begin ENTRIES SHOWN

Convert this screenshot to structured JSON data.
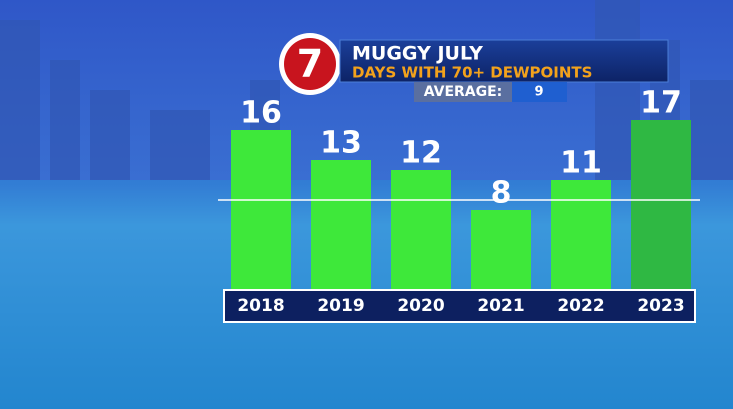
{
  "chart_data": {
    "type": "bar",
    "logo": "7",
    "title": "MUGGY JULY",
    "subtitle": "DAYS WITH 70+ DEWPOINTS",
    "average_label": "AVERAGE:",
    "average": 9,
    "categories": [
      "2018",
      "2019",
      "2020",
      "2021",
      "2022",
      "2023"
    ],
    "values": [
      16,
      13,
      12,
      8,
      11,
      17
    ],
    "colors": [
      "#3ee83a",
      "#3ee83a",
      "#3ee83a",
      "#3ee83a",
      "#3ee83a",
      "#2fb843"
    ]
  }
}
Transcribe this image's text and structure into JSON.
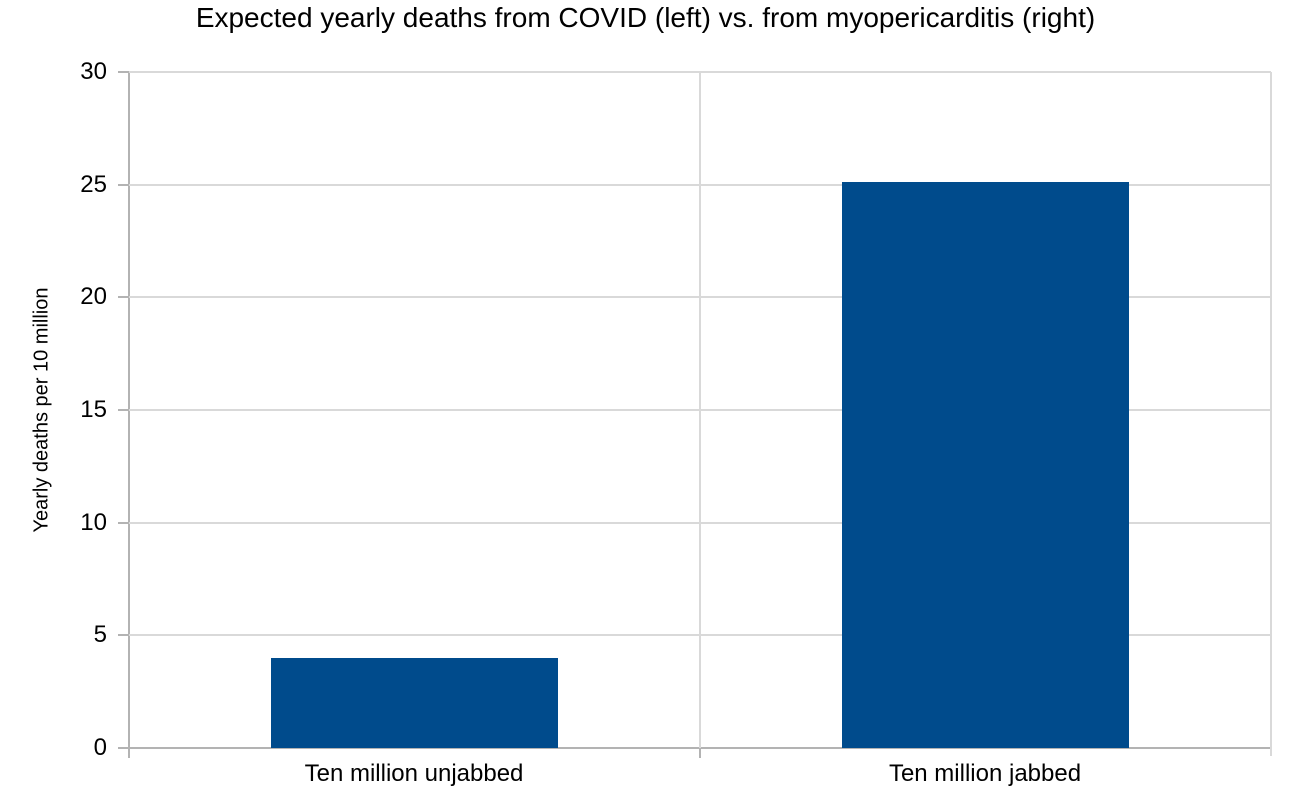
{
  "title": "Expected yearly deaths from COVID (left) vs. from myopericarditis (right)",
  "chart_data": {
    "type": "bar",
    "categories": [
      "Ten million unjabbed",
      "Ten million jabbed"
    ],
    "values": [
      4,
      25.1
    ],
    "title": "Expected yearly deaths from COVID (left) vs. from myopericarditis (right)",
    "xlabel": "",
    "ylabel": "Yearly deaths per 10 million",
    "ylim": [
      0,
      30
    ],
    "yticks": [
      0,
      5,
      10,
      15,
      20,
      25,
      30
    ],
    "grid": true,
    "legend": false,
    "bar_color": "#004b8c",
    "gridline_color": "#d9d9d9",
    "axis_color": "#b3b3b3",
    "text_color": "#000000"
  }
}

end ENTRIES SHOWN

Reproduce each entry precisely. Leave the pictures out.

**REPLY:**
Convert this screenshot to structured JSON data.
{
  "chart_data": {
    "type": "bar",
    "logo": "7",
    "title": "MUGGY JULY",
    "subtitle": "DAYS WITH 70+ DEWPOINTS",
    "average_label": "AVERAGE:",
    "average": 9,
    "categories": [
      "2018",
      "2019",
      "2020",
      "2021",
      "2022",
      "2023"
    ],
    "values": [
      16,
      13,
      12,
      8,
      11,
      17
    ],
    "colors": [
      "#3ee83a",
      "#3ee83a",
      "#3ee83a",
      "#3ee83a",
      "#3ee83a",
      "#2fb843"
    ]
  }
}
Transcribe this image's text and structure into JSON.
{
  "title": "Expected yearly deaths from COVID (left) vs. from myopericarditis (right)",
  "chart_data": {
    "type": "bar",
    "categories": [
      "Ten million unjabbed",
      "Ten million jabbed"
    ],
    "values": [
      4,
      25.1
    ],
    "title": "Expected yearly deaths from COVID (left) vs. from myopericarditis (right)",
    "xlabel": "",
    "ylabel": "Yearly deaths per 10 million",
    "ylim": [
      0,
      30
    ],
    "yticks": [
      0,
      5,
      10,
      15,
      20,
      25,
      30
    ],
    "grid": true,
    "legend": false,
    "bar_color": "#004b8c",
    "gridline_color": "#d9d9d9",
    "axis_color": "#b3b3b3",
    "text_color": "#000000"
  }
}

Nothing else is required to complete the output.